Provided entries:
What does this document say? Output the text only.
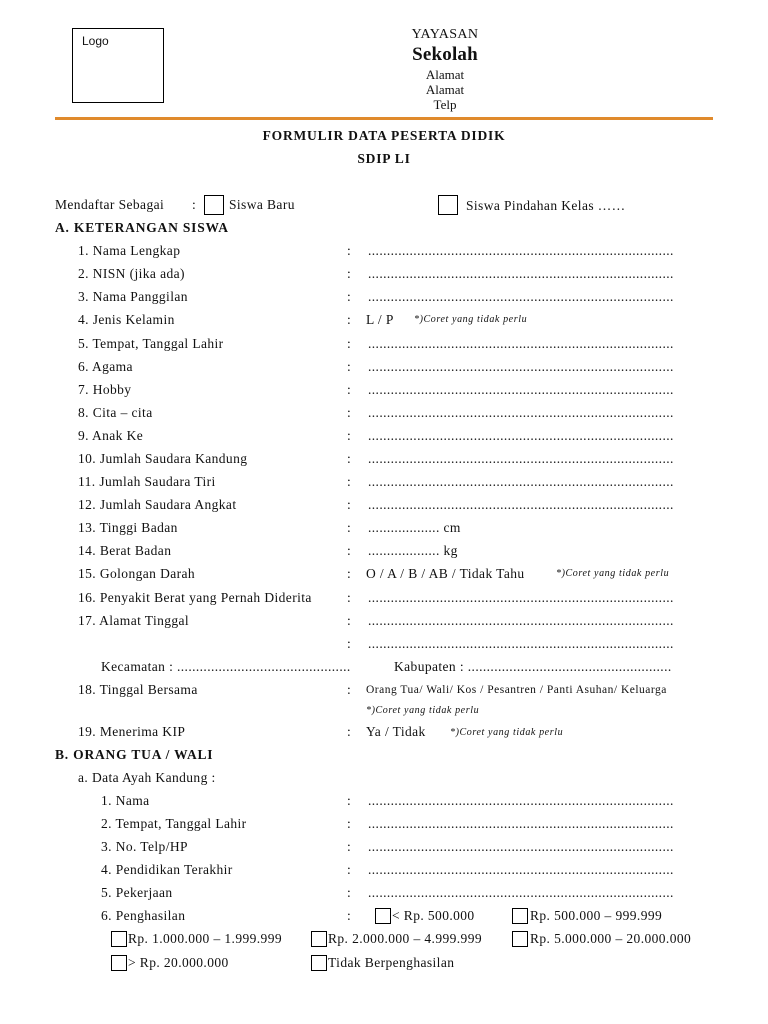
Logo	YAYASAN
Sekolah
Alamat
Alamat
Telp
FORMULIR DATA PESERTA DIDIK
SDIP LI
Mendaftar Sebagai : Siswa Baru	Siswa Pindahan Kelas ……
A. KETERANGAN SISWA
1. Nama Lengkap	: .................................................................................
2. NISN (jika ada)	: .................................................................................
3. Nama Panggilan	: .................................................................................
4. Jenis Kelamin	: L / P *)Coret yang tidak perlu
5. Tempat, Tanggal Lahir	: .................................................................................
6. Agama	: .................................................................................
7. Hobby	: .................................................................................
8. Cita – cita	: .................................................................................
9. Anak Ke	: .................................................................................
10. Jumlah Saudara Kandung	: .................................................................................
11. Jumlah Saudara Tiri	: .................................................................................
12. Jumlah Saudara Angkat	: .................................................................................
13. Tinggi Badan	: ................... cm
14. Berat Badan	: ................... kg
15. Golongan Darah	: O / A / B / AB / Tidak Tahu	*)Coret yang tidak perlu
16. Penyakit Berat yang Pernah Diderita	: .................................................................................
17. Alamat Tinggal	: .................................................................................
: .................................................................................
Kecamatan : ..............................................	Kabupaten : ......................................................
18. Tinggal Bersama	: Orang Tua/ Wali/ Kos / Pesantren / Panti Asuhan/ Keluarga
*)Coret yang tidak perlu
19. Menerima KIP	: Ya / Tidak *)Coret yang tidak perlu
B. ORANG TUA / WALI
a. Data Ayah Kandung :
1. Nama	: .................................................................................
2. Tempat, Tanggal Lahir	: .................................................................................
3. No. Telp/HP	: .................................................................................
4. Pendidikan Terakhir	: .................................................................................
5. Pekerjaan	: .................................................................................
6. Penghasilan	:	< Rp. 500.000	Rp. 500.000 – 999.999
Rp. 1.000.000 – 1.999.999	Rp. 2.000.000 – 4.999.999	Rp. 5.000.000 – 20.000.000
> Rp. 20.000.000	Tidak Berpenghasilan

What you are asked to do: Skip the pictures and print each record exactly as it stands.

Finished task:
What does this document say? Output the text only.
Logo	YAYASAN
Sekolah
Alamat
Alamat
Telp
FORMULIR DATA PESERTA DIDIK
SDIP LI
Mendaftar Sebagai : Siswa Baru	Siswa Pindahan Kelas ……
A. KETERANGAN SISWA
1. Nama Lengkap	: .................................................................................
2. NISN (jika ada)	: .................................................................................
3. Nama Panggilan	: .................................................................................
4. Jenis Kelamin	: L / P *)Coret yang tidak perlu
5. Tempat, Tanggal Lahir	: .................................................................................
6. Agama	: .................................................................................
7. Hobby	: .................................................................................
8. Cita – cita	: .................................................................................
9. Anak Ke	: .................................................................................
10. Jumlah Saudara Kandung	: .................................................................................
11. Jumlah Saudara Tiri	: .................................................................................
12. Jumlah Saudara Angkat	: .................................................................................
13. Tinggi Badan	: ................... cm
14. Berat Badan	: ................... kg
15. Golongan Darah	: O / A / B / AB / Tidak Tahu	*)Coret yang tidak perlu
16. Penyakit Berat yang Pernah Diderita	: .................................................................................
17. Alamat Tinggal	: .................................................................................
: .................................................................................
Kecamatan : ..............................................	Kabupaten : ......................................................
18. Tinggal Bersama	: Orang Tua/ Wali/ Kos / Pesantren / Panti Asuhan/ Keluarga
*)Coret yang tidak perlu
19. Menerima KIP	: Ya / Tidak *)Coret yang tidak perlu
B. ORANG TUA / WALI
a. Data Ayah Kandung :
1. Nama	: .................................................................................
2. Tempat, Tanggal Lahir	: .................................................................................
3. No. Telp/HP	: .................................................................................
4. Pendidikan Terakhir	: .................................................................................
5. Pekerjaan	: .................................................................................
6. Penghasilan	:	< Rp. 500.000	Rp. 500.000 – 999.999
Rp. 1.000.000 – 1.999.999	Rp. 2.000.000 – 4.999.999	Rp. 5.000.000 – 20.000.000
> Rp. 20.000.000	Tidak Berpenghasilan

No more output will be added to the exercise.